REQUISITO
Segundo o texto sobre o poder, o poder não é senão o quê?

TEXTO PARA ANÁLISE
════════════════════

Este estudo apoia-se em certo número de postulados de base, que resumiria da seguinte maneira:
O poder não é uma substância. Não é também um misterioso atributo de que precisaríamos esquadrinhar as origens. O poder não é senão um tipo particular de relações entre os indivíduos. E tais relações são específicas: por outras palavras, elas nada têm a ver com a troca, a produção e a comunicação, mesmo que lhes estejam associadas. O traço distintivo do poder é o de determinados homens poderem determinar, mais ou menos inteiramente, a conduta de outros homens - mas jamais de modo exaustivo e coercitivo. Um homem acorrentado e pisado está submetido à força que se exerce sobre ele. Mas não ao poder. Mas se for possível levá-lo a falar, quando seu último recurso teria podido ser o de manter sua língua, preferindo a morte, é porque se impeliu a comportar-se de um determinado modo. Sua liberdade foi sujeitada ao poder. Ele foi submetido ao governo. Se um indivíduo pode continuar livre, por mais limitada que possa ser sua liberdade, o poder pode sujeitá-lo ao governo. Não há poder sem rejeição ou revolta em potência.
No que diz respeito às relações entre os homens, muitos fatores determinam o poder. No entanto, a racionalização não cessa de perseguir sua obra e se reveste de formas específicas. Difere da racionalização própria dos processos econômicos ou das técnicas de produção e de comunicação; difere também do discurso científico. O governo dos homens por parte dos homens - tanto no caso de formarem grupos modestos ou importantes, quanto no caso de se tratar do poder dos homens sobre as mulheres, dos adultos sobre as crianças, de uma classe sobre a outra, ou de uma burocracia sobre uma população - pressupõe uma determinada forma de racionalidade, e não uma violência instrumental.

════════════════════

Dados de previsão de caixas delimitadoras
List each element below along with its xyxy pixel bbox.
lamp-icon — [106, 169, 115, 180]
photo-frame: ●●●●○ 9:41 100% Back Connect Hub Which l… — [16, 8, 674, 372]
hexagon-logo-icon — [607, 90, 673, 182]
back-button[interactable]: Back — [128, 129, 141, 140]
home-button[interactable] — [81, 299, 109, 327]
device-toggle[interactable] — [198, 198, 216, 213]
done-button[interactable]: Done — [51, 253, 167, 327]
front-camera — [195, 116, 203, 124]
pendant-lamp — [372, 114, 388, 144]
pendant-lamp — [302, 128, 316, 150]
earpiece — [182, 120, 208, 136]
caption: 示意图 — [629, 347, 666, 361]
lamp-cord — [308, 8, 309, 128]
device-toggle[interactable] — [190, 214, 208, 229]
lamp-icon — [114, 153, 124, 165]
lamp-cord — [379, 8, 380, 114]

════════════════════

RESOLUÇÃO
Um tipo particular de relações entre os indivíduos.